──────── THE RECORDS

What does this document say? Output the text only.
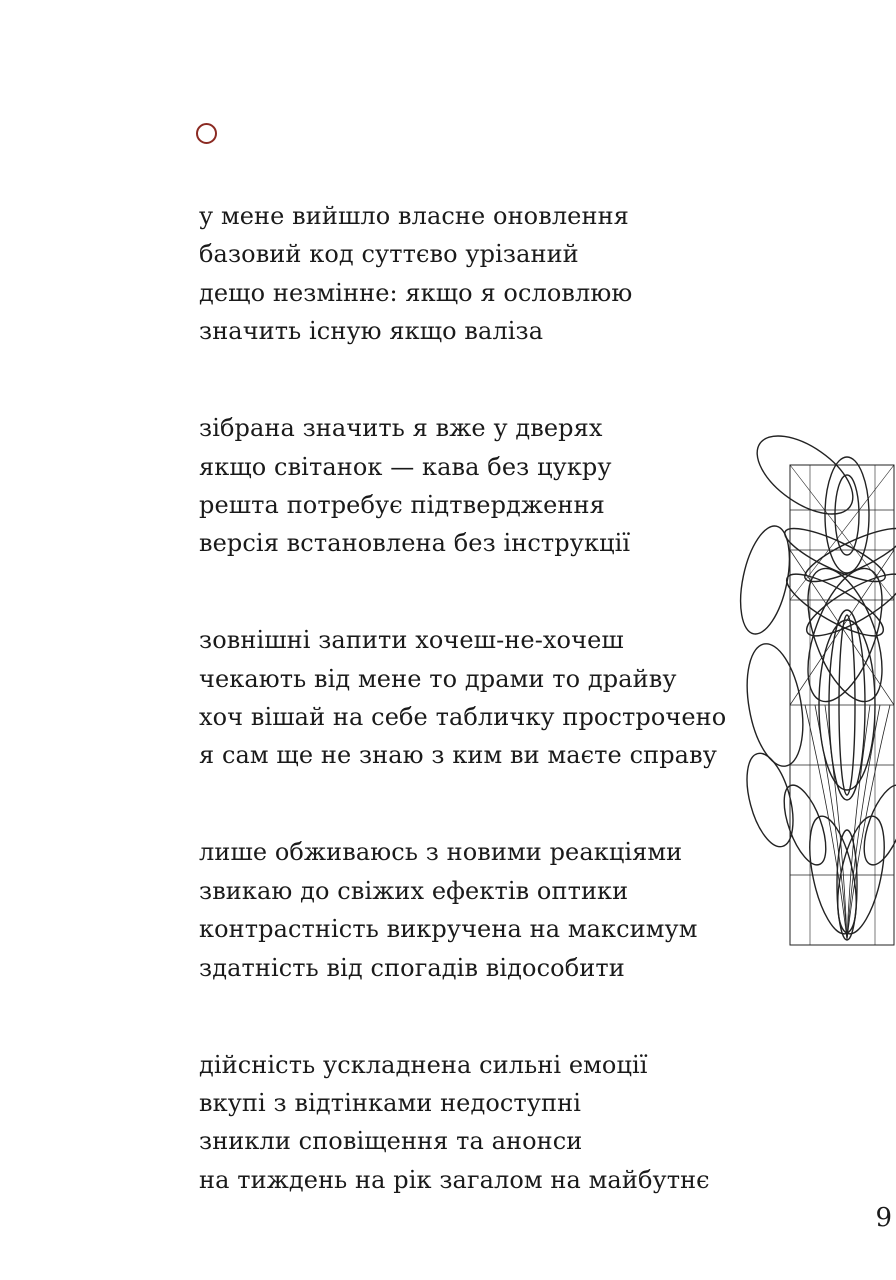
у мене вийшло власне оновлення
базовий код суттєво урізаний
дещо незмінне: якщо я ословлюю
значить існую якщо валіза
зібрана значить я вже у дверях
якщо світанок — кава без цукру
решта потребує підтвердження
версія встановлена без інструкції
зовнішні запити хочеш-не-хочеш
чекають від мене то драми то драйву
хоч вішай на себе табличку прострочено
я сам ще не знаю з ким ви маєте справу
лише обживаюсь з новими реакціями
звикаю до свіжих ефектів оптики
контрастність викручена на максимум
здатність від спогадів відособити
дійсність ускладнена сильні емоції
вкупі з відтінками недоступні
зникли сповіщення та анонси
на тиждень на рік загалом на майбутнє
9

────────────────

Copy all the records above exactly, but leave out the pictures.

RESULT OF THE TASK –
What does this document say? Output the text only.
у мене вийшло власне оновлення
базовий код суттєво урізаний
дещо незмінне: якщо я ословлюю
значить існую якщо валіза
зібрана значить я вже у дверях
якщо світанок — кава без цукру
решта потребує підтвердження
версія встановлена без інструкції
зовнішні запити хочеш-не-хочеш
чекають від мене то драми то драйву
хоч вішай на себе табличку прострочено
я сам ще не знаю з ким ви маєте справу
лише обживаюсь з новими реакціями
звикаю до свіжих ефектів оптики
контрастність викручена на максимум
здатність від спогадів відособити
дійсність ускладнена сильні емоції
вкупі з відтінками недоступні
зникли сповіщення та анонси
на тиждень на рік загалом на майбутнє
9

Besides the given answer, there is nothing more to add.